### SUPPLIED PASSAGE
7 Germy Sins
Wondering why you’re sick all the time? These bad habits might give you a clue.
We often don’t even realize what our dirty habits are around the home. Whether it’s snuggling with Fido on the couch (aw, but he’s so sweet!) or roaming around the hardwoods in your street shoes (cause they’re darn comfy!), we've all turned a blind eye to germs. Unfortunately, you may be harboring bacteria and bugs because of it. Here are some simple solutions to seven foul common practices.
1. Placing your freshly traveled suitcase on your bed.
Ick factor: Have you been watching the news lately? Not such a good idea with the nation’s bedbug epidemic!
Simple solution: “Take the clothes out of the suitcase by the door and put them straight into the laundry. Then, wrap the suitcase in a garbage bag,” says Leslie Reichert, nationally-recognized green homekeeping expert, author of The Joy of Green Cleaning and founder of The Cleaning Coach, www.greencleaningcoach.com.

### TASKS TO COMPLETE
- 1) List every household habit that the germ-habits article names.
- 2) Repeat the germ-habits article word for word, everything from "7 Germy Sins" down to "on your bed.".
Draw only on the germ-habits article.

Bounding box prediction data
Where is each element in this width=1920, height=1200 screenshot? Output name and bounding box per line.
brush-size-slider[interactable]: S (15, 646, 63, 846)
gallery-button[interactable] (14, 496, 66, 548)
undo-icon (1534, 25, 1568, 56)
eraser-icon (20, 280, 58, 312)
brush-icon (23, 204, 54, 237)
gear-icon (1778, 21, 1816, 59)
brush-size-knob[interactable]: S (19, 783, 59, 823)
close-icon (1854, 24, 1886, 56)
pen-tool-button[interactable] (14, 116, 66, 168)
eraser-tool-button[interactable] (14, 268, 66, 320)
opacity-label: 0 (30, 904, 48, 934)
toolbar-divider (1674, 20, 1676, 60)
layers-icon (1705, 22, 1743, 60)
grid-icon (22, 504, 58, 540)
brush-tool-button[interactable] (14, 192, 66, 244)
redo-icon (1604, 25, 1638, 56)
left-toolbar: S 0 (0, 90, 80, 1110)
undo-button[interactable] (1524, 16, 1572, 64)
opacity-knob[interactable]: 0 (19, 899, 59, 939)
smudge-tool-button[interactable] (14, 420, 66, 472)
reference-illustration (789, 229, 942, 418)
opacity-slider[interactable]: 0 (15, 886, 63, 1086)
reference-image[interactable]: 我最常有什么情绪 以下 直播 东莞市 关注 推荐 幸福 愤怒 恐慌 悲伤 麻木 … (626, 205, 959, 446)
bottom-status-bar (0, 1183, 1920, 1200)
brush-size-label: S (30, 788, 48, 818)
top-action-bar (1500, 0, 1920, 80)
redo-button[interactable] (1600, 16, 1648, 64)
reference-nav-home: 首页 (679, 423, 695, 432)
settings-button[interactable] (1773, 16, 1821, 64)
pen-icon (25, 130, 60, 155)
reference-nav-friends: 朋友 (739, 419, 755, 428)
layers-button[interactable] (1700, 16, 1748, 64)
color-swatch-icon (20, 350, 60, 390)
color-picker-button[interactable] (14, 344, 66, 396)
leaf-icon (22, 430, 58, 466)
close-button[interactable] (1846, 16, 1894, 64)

### PER-TASK ANSWERS
- 1)
- Snuggling with Fido on the couch
- Roaming around the hardwoods in your street shoes
- Placing your freshly traveled suitcase on your bed

- 2)
7 Germy Sins
Wondering why you’re sick all the time? These bad habits might give you a clue.
We often don’t even realize what our dirty habits are around the home. Whether it’s snuggling with Fido on the couch (aw, but he’s so sweet!) or roaming around the hardwoods in your street shoes (cause they’re darn comfy!), we've all turned a blind eye to germs. Unfortunately, you may be harboring bacteria and bugs because of it. Here are some simple solutions to seven foul common practices.
1. Placing your freshly traveled suitcase on your bed.